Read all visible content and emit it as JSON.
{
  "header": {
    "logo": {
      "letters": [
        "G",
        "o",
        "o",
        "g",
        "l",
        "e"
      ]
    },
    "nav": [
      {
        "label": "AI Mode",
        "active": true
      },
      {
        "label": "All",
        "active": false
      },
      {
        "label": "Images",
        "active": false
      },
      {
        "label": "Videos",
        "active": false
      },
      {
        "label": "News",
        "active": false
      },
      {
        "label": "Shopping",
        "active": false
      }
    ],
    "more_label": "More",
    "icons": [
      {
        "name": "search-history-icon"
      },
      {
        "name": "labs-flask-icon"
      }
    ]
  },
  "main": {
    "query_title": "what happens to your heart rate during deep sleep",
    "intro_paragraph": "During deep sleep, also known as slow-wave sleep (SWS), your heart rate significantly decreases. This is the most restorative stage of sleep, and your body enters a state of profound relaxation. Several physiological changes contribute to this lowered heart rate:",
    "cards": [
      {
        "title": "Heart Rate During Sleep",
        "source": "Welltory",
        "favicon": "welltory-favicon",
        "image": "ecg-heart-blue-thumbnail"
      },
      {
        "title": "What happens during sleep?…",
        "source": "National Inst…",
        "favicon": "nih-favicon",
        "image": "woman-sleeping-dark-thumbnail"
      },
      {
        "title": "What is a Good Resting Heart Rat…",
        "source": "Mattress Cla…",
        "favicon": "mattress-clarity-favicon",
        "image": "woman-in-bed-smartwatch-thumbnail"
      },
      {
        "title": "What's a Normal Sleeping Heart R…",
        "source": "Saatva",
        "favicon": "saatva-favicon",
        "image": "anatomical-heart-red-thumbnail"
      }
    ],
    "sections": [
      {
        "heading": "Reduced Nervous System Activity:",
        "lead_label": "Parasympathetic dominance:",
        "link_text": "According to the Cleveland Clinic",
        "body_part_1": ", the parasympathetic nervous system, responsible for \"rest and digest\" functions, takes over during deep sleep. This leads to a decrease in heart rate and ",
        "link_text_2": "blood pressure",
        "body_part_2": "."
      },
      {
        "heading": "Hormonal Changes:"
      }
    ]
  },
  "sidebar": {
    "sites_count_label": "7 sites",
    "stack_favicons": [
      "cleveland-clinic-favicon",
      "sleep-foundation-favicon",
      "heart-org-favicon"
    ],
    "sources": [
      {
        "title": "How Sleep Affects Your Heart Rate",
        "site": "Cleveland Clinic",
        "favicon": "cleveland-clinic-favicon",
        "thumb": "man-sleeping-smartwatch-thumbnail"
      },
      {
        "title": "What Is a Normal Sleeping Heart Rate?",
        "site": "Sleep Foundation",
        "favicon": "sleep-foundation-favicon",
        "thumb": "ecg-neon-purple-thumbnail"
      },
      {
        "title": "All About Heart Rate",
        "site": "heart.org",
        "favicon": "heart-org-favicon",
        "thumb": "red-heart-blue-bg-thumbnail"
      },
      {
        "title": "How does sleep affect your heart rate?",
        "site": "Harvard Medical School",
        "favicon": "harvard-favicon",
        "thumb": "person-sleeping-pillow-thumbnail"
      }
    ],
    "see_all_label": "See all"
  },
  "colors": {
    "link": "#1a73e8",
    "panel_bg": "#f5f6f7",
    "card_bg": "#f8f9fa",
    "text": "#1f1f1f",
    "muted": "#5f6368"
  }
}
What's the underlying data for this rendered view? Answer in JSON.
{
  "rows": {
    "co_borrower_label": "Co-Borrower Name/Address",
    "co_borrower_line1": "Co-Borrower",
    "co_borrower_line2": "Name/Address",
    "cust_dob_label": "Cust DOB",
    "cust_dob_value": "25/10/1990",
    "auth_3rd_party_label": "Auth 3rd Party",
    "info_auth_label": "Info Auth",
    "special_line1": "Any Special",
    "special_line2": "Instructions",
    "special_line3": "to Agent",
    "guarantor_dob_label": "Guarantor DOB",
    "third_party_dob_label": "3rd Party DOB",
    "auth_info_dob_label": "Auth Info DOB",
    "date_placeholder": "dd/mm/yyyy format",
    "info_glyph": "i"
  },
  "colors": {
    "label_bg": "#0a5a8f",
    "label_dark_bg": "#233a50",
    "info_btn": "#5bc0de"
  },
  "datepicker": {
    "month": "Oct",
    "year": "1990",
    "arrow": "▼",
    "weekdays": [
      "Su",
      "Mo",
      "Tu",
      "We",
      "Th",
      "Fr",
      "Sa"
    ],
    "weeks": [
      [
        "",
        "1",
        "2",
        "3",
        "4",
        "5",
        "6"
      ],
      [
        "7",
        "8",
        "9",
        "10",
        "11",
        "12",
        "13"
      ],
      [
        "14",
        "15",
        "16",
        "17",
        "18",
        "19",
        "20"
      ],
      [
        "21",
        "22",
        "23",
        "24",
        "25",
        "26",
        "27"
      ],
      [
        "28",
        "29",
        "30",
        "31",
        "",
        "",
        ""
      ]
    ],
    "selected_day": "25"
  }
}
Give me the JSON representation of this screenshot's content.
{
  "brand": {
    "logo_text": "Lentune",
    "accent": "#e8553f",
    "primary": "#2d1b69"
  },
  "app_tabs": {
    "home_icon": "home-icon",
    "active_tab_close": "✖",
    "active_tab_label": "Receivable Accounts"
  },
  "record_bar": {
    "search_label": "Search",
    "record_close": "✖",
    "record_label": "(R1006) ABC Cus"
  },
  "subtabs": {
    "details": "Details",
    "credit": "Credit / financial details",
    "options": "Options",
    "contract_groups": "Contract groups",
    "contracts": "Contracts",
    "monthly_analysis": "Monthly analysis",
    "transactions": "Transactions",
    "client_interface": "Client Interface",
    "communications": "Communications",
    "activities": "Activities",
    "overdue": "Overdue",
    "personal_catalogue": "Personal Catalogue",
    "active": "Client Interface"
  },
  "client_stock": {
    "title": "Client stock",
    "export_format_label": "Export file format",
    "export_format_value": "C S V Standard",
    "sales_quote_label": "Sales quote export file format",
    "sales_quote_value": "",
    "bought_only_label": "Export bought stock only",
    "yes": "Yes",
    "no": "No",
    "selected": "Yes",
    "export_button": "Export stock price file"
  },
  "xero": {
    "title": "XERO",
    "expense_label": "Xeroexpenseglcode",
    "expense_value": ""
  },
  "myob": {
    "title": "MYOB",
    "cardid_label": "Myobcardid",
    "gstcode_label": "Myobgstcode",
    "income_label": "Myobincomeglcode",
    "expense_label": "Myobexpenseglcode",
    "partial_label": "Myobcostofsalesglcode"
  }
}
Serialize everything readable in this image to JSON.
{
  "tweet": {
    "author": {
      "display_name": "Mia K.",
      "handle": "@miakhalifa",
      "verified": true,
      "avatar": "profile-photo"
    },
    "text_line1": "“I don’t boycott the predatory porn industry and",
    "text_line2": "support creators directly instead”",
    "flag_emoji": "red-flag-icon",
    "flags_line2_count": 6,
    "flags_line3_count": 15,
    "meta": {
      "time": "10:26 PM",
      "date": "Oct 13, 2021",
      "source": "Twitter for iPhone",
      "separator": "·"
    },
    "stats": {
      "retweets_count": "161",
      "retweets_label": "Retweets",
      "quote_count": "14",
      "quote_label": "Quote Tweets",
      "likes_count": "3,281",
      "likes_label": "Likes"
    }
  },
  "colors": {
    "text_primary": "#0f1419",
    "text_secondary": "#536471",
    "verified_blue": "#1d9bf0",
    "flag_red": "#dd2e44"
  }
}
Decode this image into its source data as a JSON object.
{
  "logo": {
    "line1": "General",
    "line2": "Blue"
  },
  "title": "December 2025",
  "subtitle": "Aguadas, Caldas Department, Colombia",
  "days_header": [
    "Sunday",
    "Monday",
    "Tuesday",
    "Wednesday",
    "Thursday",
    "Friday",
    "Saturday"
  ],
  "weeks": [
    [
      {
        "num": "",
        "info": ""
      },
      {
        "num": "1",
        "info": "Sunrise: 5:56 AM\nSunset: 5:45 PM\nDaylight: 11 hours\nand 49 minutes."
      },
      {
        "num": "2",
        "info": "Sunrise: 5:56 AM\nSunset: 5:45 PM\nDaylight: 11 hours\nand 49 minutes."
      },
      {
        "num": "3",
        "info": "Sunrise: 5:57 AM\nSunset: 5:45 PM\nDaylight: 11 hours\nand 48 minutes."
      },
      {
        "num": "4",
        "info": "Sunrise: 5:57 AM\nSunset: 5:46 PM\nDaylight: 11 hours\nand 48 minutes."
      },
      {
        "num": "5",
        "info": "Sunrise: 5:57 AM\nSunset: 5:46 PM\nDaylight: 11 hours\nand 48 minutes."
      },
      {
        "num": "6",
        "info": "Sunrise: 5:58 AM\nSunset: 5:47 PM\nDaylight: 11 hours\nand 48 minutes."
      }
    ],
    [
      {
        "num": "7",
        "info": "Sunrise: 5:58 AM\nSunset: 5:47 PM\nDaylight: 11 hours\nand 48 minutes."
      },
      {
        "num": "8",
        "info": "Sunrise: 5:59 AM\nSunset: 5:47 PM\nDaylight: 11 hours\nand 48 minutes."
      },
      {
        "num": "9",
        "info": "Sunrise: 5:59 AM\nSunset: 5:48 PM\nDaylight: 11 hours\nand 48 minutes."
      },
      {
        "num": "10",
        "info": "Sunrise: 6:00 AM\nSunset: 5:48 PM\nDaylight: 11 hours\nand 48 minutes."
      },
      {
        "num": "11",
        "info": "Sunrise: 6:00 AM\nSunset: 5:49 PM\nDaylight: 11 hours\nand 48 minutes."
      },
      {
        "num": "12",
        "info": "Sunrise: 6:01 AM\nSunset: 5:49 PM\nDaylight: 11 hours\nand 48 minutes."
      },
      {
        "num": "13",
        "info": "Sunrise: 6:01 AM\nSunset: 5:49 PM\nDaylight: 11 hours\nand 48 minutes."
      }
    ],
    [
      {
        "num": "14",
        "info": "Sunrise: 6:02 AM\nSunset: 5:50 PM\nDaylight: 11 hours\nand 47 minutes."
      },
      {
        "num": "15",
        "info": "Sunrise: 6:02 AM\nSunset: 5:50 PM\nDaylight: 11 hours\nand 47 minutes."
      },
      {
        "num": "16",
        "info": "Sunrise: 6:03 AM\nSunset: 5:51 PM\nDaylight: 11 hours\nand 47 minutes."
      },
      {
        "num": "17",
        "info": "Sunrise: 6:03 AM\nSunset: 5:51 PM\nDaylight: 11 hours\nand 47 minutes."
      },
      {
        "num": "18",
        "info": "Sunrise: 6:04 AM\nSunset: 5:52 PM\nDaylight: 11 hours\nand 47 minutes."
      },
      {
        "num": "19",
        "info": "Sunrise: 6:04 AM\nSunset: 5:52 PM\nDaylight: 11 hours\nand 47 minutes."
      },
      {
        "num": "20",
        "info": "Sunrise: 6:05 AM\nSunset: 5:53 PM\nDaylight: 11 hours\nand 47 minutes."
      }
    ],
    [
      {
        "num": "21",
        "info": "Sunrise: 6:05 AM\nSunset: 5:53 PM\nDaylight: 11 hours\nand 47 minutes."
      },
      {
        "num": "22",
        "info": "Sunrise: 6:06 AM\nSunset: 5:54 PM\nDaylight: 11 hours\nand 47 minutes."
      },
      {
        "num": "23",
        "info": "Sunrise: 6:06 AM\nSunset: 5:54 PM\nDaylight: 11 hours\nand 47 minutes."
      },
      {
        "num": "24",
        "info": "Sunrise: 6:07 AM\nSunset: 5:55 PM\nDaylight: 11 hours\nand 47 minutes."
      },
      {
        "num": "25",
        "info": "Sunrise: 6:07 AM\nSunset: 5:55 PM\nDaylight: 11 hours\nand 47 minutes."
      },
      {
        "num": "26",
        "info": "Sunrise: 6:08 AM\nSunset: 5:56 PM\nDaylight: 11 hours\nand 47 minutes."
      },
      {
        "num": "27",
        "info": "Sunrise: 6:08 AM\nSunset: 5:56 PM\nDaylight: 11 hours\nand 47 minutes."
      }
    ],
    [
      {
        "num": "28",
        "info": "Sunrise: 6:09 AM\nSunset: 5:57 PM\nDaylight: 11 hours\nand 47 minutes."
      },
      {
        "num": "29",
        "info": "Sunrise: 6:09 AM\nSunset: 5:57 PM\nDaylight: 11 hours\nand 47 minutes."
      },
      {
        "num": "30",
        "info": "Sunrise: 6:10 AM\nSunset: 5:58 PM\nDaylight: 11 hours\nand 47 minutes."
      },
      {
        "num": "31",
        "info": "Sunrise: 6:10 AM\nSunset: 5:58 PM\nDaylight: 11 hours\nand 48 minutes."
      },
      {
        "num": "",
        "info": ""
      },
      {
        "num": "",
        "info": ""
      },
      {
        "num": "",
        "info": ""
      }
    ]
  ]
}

·····

Pick every line with "Interface" in it and copy it.

    "client_interface": "Client Interface",
    "active": "Client Interface"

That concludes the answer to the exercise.